(Stored dataset items)

%%

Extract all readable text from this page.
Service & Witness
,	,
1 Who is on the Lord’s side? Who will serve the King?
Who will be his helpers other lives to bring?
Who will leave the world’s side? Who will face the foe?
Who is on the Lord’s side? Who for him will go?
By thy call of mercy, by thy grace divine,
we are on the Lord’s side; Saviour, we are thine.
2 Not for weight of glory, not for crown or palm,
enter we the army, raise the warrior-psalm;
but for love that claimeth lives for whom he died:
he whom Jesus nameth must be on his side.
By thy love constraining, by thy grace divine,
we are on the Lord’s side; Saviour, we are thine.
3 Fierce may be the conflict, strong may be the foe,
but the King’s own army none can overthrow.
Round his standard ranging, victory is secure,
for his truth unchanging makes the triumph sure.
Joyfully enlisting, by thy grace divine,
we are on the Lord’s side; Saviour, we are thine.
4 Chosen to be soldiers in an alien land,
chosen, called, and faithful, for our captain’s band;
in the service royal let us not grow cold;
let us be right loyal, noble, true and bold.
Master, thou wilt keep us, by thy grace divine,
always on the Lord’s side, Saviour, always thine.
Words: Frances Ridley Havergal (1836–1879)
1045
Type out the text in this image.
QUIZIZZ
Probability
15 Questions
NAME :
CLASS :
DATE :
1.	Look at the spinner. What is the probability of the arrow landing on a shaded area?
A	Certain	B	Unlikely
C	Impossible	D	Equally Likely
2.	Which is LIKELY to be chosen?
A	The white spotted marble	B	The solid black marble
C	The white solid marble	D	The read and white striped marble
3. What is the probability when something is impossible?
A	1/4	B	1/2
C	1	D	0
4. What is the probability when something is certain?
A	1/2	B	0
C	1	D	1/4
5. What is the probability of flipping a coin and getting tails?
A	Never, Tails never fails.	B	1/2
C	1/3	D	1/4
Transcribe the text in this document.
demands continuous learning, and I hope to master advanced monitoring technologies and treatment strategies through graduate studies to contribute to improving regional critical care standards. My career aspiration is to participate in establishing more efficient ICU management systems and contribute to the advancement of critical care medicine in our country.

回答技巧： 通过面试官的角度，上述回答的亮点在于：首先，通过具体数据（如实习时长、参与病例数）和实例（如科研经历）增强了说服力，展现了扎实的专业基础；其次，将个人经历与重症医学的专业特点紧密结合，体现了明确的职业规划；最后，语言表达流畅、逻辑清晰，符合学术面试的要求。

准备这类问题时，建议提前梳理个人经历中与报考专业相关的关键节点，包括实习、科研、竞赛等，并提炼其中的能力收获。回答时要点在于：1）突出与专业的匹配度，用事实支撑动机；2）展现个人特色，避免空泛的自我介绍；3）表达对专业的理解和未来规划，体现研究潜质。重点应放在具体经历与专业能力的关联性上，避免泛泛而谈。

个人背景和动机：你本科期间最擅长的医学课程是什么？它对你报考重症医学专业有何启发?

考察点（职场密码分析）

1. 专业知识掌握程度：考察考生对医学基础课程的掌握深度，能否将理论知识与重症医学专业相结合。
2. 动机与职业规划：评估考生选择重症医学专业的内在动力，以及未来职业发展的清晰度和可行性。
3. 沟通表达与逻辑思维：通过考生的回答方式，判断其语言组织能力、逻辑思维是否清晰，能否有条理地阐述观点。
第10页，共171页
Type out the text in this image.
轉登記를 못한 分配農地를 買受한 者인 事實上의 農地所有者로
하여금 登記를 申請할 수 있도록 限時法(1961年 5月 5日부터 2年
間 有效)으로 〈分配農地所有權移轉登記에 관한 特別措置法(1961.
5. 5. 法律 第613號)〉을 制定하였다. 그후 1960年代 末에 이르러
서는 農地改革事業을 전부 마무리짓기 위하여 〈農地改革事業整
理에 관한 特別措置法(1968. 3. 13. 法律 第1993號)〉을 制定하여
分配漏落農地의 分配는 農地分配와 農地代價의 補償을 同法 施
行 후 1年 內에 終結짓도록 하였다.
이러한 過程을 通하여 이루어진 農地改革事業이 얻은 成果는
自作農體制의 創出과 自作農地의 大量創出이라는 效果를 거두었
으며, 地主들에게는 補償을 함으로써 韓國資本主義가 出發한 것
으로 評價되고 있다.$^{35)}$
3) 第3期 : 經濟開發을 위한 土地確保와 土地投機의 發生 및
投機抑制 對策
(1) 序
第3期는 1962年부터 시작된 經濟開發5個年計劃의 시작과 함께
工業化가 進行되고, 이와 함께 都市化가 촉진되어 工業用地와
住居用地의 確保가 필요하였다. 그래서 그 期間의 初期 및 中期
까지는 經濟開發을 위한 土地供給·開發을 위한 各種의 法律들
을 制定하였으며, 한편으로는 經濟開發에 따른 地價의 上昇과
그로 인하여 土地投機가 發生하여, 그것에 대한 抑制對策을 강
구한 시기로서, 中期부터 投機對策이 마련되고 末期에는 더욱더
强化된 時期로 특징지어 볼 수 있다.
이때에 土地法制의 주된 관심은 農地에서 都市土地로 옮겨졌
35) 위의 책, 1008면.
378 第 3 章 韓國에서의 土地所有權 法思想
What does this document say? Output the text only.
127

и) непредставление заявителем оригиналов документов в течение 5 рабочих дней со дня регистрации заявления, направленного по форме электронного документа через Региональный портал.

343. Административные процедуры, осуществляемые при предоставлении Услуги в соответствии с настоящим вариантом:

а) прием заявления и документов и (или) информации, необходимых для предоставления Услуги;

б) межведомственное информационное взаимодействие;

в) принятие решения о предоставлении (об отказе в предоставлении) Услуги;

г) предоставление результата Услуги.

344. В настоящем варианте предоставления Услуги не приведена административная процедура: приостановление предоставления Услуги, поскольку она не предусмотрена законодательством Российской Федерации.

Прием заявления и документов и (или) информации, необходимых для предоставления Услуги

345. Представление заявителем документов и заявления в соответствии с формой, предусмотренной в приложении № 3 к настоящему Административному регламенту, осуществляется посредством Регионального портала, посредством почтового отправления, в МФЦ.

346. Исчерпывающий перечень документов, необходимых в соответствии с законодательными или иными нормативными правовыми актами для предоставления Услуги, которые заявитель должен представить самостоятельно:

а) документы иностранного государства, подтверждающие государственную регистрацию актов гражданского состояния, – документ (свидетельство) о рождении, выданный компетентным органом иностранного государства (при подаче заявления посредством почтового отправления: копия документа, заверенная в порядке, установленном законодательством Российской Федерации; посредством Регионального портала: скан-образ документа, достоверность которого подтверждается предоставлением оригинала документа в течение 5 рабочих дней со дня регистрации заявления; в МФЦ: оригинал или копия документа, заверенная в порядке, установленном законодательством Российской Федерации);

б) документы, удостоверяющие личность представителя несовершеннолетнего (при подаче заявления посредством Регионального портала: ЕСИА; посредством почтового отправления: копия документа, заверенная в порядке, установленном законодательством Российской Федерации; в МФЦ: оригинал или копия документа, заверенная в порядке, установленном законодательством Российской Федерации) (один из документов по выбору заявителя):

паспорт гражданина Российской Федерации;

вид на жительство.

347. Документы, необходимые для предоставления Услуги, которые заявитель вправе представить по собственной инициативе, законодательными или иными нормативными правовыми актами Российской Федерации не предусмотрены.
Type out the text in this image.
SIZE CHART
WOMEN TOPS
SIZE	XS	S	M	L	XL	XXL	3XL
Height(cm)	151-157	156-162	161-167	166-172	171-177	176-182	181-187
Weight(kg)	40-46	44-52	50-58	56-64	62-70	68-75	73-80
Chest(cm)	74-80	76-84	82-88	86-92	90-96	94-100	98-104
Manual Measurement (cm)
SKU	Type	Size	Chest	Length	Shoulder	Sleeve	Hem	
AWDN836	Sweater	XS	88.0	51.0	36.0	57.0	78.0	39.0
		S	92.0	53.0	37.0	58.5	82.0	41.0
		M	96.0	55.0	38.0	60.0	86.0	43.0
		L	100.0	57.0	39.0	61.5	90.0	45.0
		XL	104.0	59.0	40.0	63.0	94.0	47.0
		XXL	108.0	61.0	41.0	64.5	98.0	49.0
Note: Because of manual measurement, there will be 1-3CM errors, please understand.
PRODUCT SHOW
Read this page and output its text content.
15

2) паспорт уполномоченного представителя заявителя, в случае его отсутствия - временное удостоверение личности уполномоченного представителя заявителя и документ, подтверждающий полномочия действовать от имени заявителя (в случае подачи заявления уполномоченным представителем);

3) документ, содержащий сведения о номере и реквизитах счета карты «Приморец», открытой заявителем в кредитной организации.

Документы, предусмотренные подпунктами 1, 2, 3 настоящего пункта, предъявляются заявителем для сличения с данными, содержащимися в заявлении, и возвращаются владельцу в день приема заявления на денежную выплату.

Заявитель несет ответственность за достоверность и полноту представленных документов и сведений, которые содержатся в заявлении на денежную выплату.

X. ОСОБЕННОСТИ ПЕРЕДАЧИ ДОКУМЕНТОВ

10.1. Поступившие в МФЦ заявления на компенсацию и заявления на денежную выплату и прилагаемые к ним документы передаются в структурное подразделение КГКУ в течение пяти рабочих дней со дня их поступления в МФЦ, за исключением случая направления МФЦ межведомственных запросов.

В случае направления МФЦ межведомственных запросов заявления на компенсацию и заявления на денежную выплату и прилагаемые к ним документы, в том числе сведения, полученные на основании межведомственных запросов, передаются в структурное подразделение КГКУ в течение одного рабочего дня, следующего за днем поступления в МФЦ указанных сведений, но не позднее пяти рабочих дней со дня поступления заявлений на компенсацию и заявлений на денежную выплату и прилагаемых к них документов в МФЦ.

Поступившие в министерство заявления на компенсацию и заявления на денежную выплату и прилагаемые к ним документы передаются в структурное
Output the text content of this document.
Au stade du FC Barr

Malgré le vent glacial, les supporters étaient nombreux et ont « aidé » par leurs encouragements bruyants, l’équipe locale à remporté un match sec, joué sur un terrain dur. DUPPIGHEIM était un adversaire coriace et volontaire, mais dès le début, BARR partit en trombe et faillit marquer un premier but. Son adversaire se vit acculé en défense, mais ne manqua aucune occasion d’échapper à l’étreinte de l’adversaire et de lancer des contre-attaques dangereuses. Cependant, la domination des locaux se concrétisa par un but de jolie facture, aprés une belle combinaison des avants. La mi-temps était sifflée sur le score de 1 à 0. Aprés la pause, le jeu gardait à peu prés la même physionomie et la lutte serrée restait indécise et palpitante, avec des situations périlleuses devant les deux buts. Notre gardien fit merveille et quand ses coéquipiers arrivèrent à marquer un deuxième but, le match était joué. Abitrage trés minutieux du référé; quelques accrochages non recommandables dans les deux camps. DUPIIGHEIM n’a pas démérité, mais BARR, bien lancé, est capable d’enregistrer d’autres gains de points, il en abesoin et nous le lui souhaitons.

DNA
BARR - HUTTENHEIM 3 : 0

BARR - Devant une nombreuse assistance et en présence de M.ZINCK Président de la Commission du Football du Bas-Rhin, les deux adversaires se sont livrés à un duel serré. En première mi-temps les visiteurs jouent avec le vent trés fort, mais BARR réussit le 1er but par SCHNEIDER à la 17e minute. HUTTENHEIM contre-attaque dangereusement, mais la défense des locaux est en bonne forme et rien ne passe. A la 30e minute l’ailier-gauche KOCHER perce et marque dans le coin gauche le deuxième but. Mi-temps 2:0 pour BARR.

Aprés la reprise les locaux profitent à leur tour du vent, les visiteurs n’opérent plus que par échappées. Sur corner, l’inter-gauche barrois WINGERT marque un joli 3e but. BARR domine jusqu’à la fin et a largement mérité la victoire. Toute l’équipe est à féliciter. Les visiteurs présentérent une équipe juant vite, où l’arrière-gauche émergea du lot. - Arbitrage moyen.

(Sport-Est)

%%

Check each line above for the word "grace" and give the number of lines that have it, nothing else.

4